**DESCRIPTION OF THE TASK**
Check every line below for the word "JSEM" and copy each one that has it.

— START OF MATERIAL —

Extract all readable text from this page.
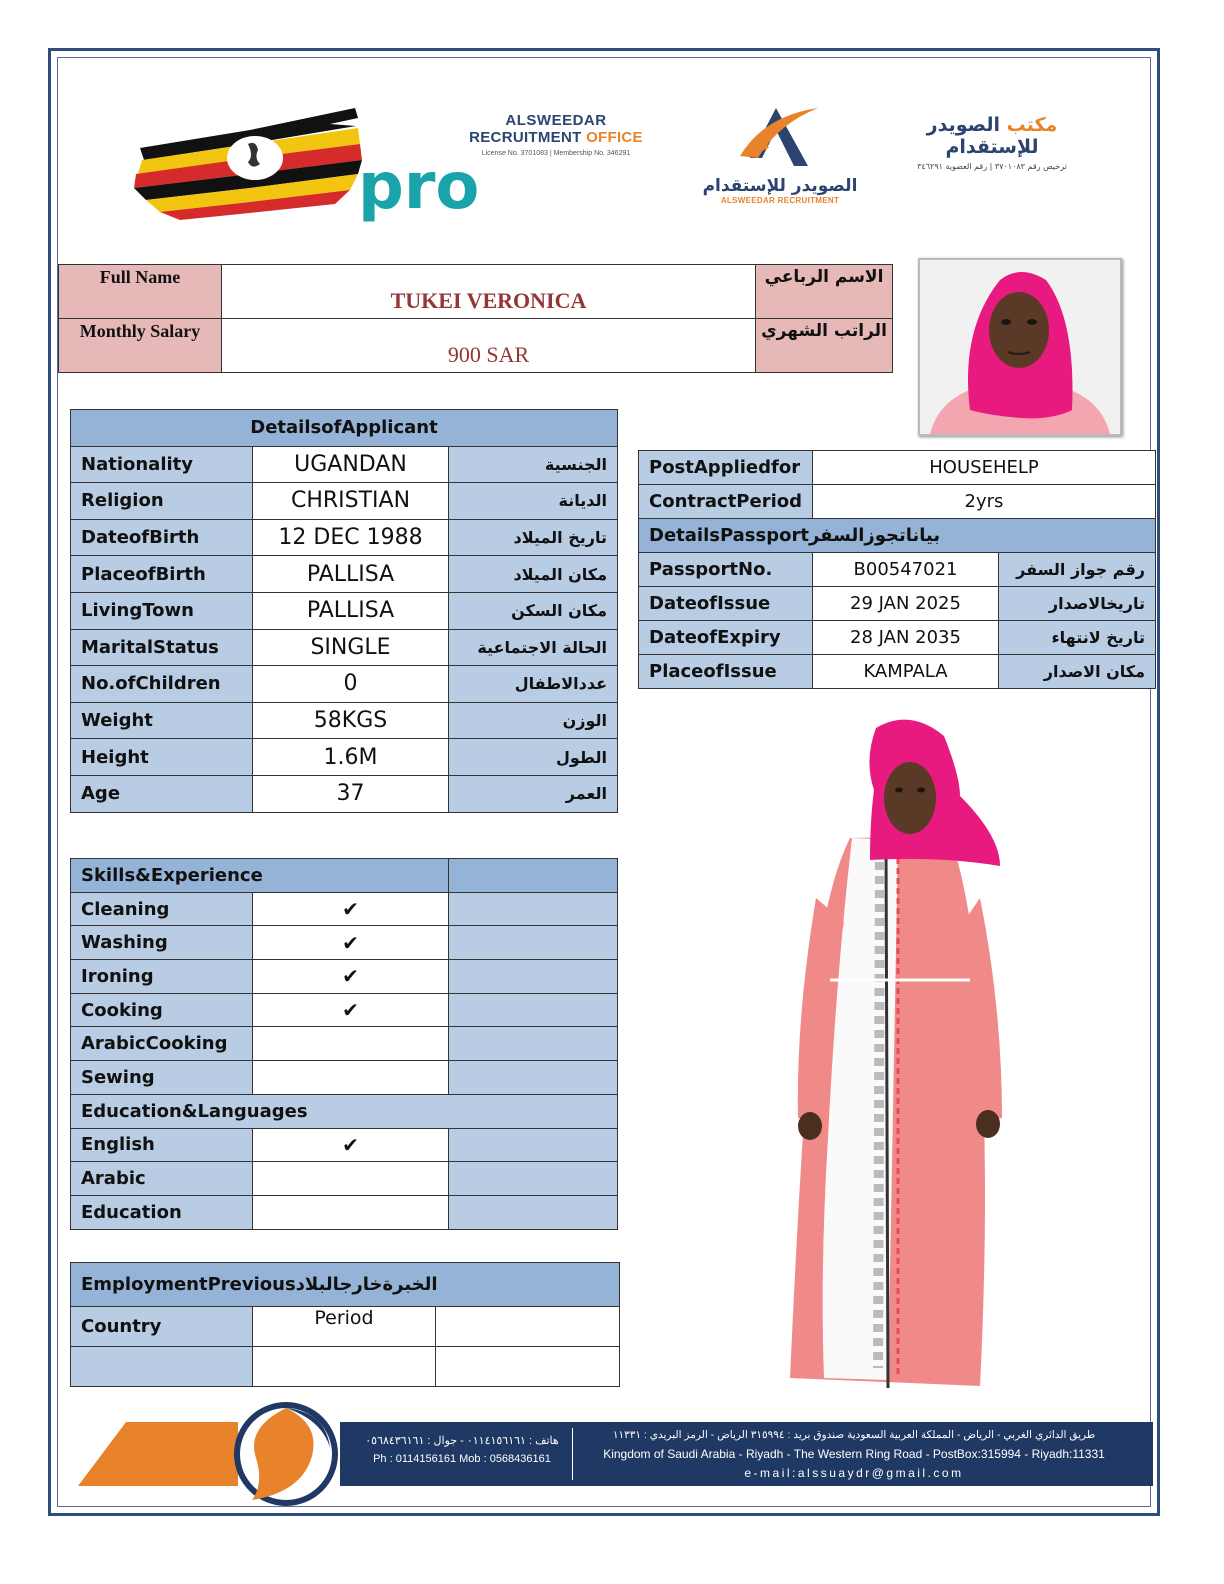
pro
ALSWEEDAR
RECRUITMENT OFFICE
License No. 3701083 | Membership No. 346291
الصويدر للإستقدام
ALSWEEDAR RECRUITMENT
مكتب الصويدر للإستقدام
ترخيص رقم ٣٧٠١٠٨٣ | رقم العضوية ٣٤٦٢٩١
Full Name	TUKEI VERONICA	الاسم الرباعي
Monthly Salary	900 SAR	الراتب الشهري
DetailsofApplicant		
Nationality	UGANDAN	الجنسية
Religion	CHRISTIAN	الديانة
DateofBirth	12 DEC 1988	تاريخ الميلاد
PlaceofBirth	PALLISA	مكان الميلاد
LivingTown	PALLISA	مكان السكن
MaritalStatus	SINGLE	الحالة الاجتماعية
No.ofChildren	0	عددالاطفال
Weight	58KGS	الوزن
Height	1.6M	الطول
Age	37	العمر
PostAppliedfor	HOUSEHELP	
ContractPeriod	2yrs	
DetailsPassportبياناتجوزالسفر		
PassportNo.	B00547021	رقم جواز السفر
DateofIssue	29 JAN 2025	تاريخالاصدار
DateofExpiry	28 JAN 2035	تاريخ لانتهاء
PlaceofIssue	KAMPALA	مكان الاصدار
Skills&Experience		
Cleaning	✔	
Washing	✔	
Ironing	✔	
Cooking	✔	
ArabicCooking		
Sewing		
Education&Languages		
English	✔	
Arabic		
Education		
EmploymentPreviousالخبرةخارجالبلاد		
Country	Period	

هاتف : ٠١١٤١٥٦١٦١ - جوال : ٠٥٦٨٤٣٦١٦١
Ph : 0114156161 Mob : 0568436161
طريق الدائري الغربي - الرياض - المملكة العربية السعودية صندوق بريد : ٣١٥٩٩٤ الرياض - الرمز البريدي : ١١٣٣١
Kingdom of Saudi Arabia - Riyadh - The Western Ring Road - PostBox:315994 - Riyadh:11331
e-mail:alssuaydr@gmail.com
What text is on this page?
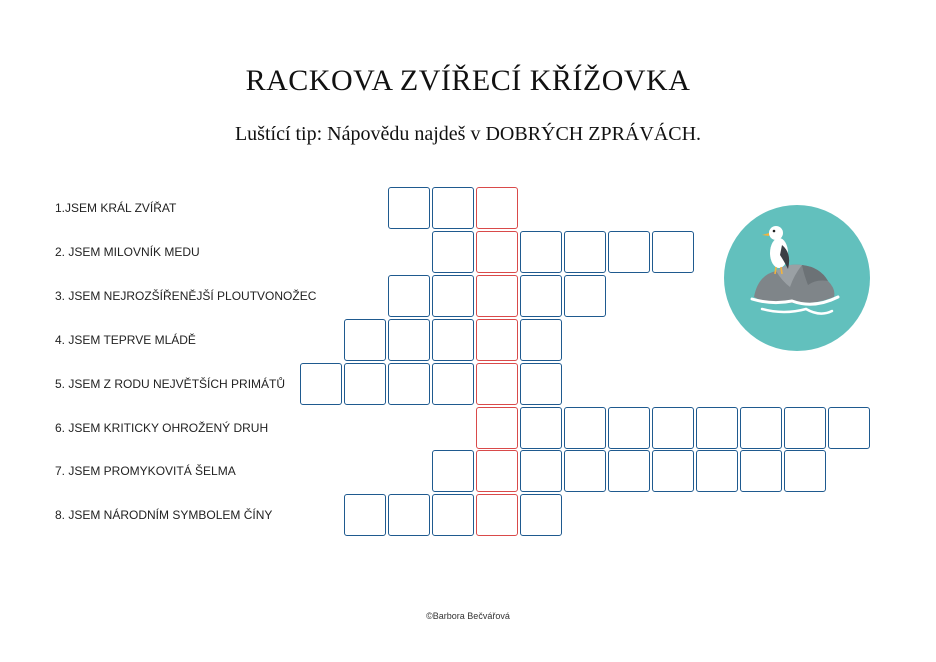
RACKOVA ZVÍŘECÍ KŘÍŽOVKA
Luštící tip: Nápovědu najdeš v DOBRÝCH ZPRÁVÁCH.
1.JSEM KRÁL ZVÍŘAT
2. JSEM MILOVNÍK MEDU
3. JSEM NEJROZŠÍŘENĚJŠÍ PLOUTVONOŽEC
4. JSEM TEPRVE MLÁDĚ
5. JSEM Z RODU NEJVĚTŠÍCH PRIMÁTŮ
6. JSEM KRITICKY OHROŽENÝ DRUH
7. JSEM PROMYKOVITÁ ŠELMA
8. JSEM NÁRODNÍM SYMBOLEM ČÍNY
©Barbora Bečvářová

— END OF MATERIAL —

**THE COMPLETED TASK**
1.JSEM KRÁL ZVÍŘAT
2. JSEM MILOVNÍK MEDU
3. JSEM NEJROZŠÍŘENĚJŠÍ PLOUTVONOŽEC
4. JSEM TEPRVE MLÁDĚ
5. JSEM Z RODU NEJVĚTŠÍCH PRIMÁTŮ
6. JSEM KRITICKY OHROŽENÝ DRUH
7. JSEM PROMYKOVITÁ ŠELMA
8. JSEM NÁRODNÍM SYMBOLEM ČÍNY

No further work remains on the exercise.